**AIM**
Write out every entry exactly as it appears.
##########
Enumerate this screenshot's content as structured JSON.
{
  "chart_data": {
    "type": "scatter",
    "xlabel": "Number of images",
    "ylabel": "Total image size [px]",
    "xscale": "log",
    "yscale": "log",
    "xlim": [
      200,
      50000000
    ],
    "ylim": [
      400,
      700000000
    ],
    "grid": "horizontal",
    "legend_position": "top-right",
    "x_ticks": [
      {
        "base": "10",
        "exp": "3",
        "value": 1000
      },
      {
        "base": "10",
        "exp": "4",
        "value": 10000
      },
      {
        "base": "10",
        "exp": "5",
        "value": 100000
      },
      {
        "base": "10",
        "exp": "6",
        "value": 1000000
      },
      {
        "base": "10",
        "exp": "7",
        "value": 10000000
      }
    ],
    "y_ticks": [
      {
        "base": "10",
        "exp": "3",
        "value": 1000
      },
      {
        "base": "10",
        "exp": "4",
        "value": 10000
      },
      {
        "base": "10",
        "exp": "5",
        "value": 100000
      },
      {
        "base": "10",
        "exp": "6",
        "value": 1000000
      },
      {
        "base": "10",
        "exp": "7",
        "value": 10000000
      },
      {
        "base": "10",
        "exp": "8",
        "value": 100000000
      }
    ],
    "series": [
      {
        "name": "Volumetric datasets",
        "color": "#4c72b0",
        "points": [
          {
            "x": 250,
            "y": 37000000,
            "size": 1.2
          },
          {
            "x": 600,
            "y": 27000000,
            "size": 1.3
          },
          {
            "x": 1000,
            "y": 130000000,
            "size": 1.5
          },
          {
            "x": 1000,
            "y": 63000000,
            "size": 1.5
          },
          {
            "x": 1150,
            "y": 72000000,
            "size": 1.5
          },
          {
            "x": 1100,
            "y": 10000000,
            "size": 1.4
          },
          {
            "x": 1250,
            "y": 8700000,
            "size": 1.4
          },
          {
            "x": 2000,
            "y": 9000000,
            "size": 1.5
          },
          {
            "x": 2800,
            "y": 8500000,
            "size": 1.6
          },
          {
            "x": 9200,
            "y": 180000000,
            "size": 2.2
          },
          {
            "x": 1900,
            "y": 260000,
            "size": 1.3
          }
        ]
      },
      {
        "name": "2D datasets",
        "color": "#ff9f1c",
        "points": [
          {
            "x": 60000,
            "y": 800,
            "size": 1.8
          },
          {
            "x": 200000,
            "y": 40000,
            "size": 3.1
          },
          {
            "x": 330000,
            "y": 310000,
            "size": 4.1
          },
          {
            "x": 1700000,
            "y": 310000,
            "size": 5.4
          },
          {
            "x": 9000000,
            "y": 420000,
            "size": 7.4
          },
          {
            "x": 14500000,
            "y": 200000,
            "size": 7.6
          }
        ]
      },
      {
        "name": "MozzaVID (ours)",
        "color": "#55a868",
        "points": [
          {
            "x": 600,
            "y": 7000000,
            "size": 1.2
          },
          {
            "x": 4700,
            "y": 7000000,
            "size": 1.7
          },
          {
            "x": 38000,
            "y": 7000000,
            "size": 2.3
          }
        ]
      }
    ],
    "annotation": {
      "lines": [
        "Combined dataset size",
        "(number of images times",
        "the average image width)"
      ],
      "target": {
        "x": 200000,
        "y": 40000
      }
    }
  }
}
##########
**TASK OUTPUT**
Enumerate this screenshot's content as structured JSON.
{
  "chart_data": {
    "type": "scatter",
    "xlabel": "Number of images",
    "ylabel": "Total image size [px]",
    "xscale": "log",
    "yscale": "log",
    "xlim": [
      200,
      50000000
    ],
    "ylim": [
      400,
      700000000
    ],
    "grid": "horizontal",
    "legend_position": "top-right",
    "x_ticks": [
      {
        "base": "10",
        "exp": "3",
        "value": 1000
      },
      {
        "base": "10",
        "exp": "4",
        "value": 10000
      },
      {
        "base": "10",
        "exp": "5",
        "value": 100000
      },
      {
        "base": "10",
        "exp": "6",
        "value": 1000000
      },
      {
        "base": "10",
        "exp": "7",
        "value": 10000000
      }
    ],
    "y_ticks": [
      {
        "base": "10",
        "exp": "3",
        "value": 1000
      },
      {
        "base": "10",
        "exp": "4",
        "value": 10000
      },
      {
        "base": "10",
        "exp": "5",
        "value": 100000
      },
      {
        "base": "10",
        "exp": "6",
        "value": 1000000
      },
      {
        "base": "10",
        "exp": "7",
        "value": 10000000
      },
      {
        "base": "10",
        "exp": "8",
        "value": 100000000
      }
    ],
    "series": [
      {
        "name": "Volumetric datasets",
        "color": "#4c72b0",
        "points": [
          {
            "x": 250,
            "y": 37000000,
            "size": 1.2
          },
          {
            "x": 600,
            "y": 27000000,
            "size": 1.3
          },
          {
            "x": 1000,
            "y": 130000000,
            "size": 1.5
          },
          {
            "x": 1000,
            "y": 63000000,
            "size": 1.5
          },
          {
            "x": 1150,
            "y": 72000000,
            "size": 1.5
          },
          {
            "x": 1100,
            "y": 10000000,
            "size": 1.4
          },
          {
            "x": 1250,
            "y": 8700000,
            "size": 1.4
          },
          {
            "x": 2000,
            "y": 9000000,
            "size": 1.5
          },
          {
            "x": 2800,
            "y": 8500000,
            "size": 1.6
          },
          {
            "x": 9200,
            "y": 180000000,
            "size": 2.2
          },
          {
            "x": 1900,
            "y": 260000,
            "size": 1.3
          }
        ]
      },
      {
        "name": "2D datasets",
        "color": "#ff9f1c",
        "points": [
          {
            "x": 60000,
            "y": 800,
            "size": 1.8
          },
          {
            "x": 200000,
            "y": 40000,
            "size": 3.1
          },
          {
            "x": 330000,
            "y": 310000,
            "size": 4.1
          },
          {
            "x": 1700000,
            "y": 310000,
            "size": 5.4
          },
          {
            "x": 9000000,
            "y": 420000,
            "size": 7.4
          },
          {
            "x": 14500000,
            "y": 200000,
            "size": 7.6
          }
        ]
      },
      {
        "name": "MozzaVID (ours)",
        "color": "#55a868",
        "points": [
          {
            "x": 600,
            "y": 7000000,
            "size": 1.2
          },
          {
            "x": 4700,
            "y": 7000000,
            "size": 1.7
          },
          {
            "x": 38000,
            "y": 7000000,
            "size": 2.3
          }
        ]
      }
    ],
    "annotation": {
      "lines": [
        "Combined dataset size",
        "(number of images times",
        "the average image width)"
      ],
      "target": {
        "x": 200000,
        "y": 40000
      }
    }
  }
}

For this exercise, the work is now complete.